__GIVEN EXERCISE__
Copy each line that has the string "title" somewhere in it.

>> begin MATERIAL SUPPLIED

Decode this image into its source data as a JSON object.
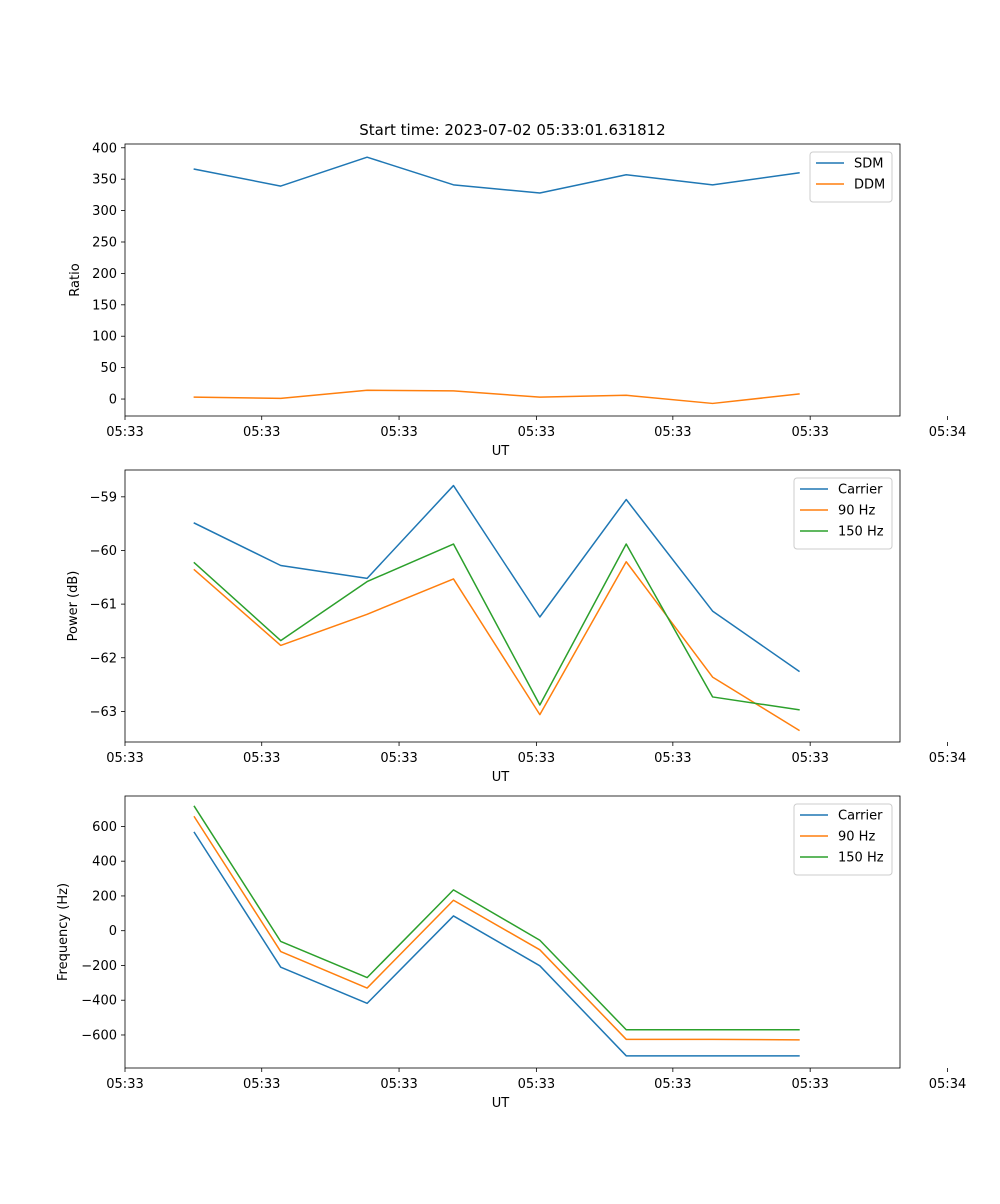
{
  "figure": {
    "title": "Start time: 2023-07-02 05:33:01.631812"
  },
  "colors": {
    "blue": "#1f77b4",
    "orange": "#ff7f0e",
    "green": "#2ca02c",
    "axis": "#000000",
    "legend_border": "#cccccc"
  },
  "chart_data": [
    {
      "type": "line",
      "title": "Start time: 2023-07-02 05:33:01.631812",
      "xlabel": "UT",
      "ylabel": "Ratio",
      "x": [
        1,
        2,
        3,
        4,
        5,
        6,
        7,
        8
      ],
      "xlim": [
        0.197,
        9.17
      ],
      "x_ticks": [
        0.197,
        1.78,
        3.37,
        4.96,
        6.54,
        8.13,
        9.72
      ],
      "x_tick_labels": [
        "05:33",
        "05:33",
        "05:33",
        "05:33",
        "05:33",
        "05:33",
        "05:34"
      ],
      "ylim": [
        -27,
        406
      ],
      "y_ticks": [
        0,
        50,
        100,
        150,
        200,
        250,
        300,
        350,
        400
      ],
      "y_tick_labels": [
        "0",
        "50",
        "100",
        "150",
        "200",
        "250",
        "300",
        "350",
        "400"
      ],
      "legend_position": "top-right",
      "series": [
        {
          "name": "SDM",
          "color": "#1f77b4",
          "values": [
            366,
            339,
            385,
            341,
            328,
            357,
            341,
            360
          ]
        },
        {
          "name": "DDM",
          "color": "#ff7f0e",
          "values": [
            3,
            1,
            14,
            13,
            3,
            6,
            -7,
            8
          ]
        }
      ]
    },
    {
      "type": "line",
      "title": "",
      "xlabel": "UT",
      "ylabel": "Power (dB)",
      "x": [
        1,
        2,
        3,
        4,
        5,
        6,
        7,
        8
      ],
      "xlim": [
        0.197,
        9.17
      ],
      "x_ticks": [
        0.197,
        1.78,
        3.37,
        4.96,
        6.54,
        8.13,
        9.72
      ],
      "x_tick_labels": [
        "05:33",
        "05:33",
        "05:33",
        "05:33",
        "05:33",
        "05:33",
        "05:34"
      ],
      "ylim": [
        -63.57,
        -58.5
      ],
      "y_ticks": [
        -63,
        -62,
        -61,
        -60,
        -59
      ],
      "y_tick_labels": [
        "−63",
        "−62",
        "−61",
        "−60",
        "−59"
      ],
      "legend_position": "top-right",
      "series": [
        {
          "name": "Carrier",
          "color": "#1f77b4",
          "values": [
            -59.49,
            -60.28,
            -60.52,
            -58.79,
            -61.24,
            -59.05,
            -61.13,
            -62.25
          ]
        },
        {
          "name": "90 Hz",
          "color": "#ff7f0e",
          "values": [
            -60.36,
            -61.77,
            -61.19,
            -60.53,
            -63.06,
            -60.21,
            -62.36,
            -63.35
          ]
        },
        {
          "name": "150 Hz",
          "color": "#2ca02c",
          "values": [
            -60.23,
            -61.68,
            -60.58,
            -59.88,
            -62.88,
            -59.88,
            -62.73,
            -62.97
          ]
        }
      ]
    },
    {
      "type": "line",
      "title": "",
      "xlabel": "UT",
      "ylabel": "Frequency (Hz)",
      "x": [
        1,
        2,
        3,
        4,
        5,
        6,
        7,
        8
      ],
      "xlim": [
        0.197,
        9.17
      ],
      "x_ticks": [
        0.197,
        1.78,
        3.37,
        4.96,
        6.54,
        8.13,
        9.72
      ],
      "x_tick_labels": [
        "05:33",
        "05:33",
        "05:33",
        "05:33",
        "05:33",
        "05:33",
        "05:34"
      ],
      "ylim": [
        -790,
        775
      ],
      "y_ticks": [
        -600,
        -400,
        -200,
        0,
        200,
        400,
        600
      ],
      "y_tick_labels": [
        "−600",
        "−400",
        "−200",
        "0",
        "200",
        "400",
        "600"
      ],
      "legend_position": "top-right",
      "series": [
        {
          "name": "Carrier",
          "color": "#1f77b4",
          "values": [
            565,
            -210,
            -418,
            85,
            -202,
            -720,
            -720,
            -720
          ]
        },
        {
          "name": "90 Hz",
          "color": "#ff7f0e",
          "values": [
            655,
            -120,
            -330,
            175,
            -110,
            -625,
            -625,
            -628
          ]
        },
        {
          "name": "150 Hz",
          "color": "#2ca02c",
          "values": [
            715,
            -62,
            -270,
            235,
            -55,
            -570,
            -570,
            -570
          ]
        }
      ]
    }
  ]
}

>> end MATERIAL SUPPLIED
>> begin MATERIAL SUPPLIED

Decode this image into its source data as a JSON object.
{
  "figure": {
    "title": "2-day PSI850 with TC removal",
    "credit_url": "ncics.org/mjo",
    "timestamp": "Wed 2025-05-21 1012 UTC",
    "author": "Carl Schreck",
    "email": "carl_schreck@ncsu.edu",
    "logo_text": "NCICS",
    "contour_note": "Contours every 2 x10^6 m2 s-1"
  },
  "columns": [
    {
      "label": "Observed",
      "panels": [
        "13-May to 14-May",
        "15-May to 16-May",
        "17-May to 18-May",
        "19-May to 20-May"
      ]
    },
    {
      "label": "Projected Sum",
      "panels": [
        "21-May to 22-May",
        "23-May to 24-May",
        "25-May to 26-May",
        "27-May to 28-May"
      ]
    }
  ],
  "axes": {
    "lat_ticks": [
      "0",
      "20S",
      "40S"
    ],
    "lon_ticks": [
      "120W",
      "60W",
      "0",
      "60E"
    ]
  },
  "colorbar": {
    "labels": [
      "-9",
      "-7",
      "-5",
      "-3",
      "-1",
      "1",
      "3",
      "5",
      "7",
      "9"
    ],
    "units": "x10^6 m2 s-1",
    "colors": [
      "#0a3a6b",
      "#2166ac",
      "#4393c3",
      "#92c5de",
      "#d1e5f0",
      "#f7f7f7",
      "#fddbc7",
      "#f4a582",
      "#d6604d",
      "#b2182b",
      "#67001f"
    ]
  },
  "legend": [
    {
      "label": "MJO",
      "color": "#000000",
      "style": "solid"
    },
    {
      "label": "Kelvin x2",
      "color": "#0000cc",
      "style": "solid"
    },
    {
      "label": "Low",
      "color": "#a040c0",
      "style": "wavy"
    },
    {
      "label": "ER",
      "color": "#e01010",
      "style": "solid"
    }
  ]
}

>> end MATERIAL SUPPLIED

__OUTPUT FOR THIS TASK__
    "title": "Start time: 2023-07-02 05:33:01.631812"
      "title": "Start time: 2023-07-02 05:33:01.631812",
      "title": "",
      "title": "",
    "title": "2-day PSI850 with TC removal",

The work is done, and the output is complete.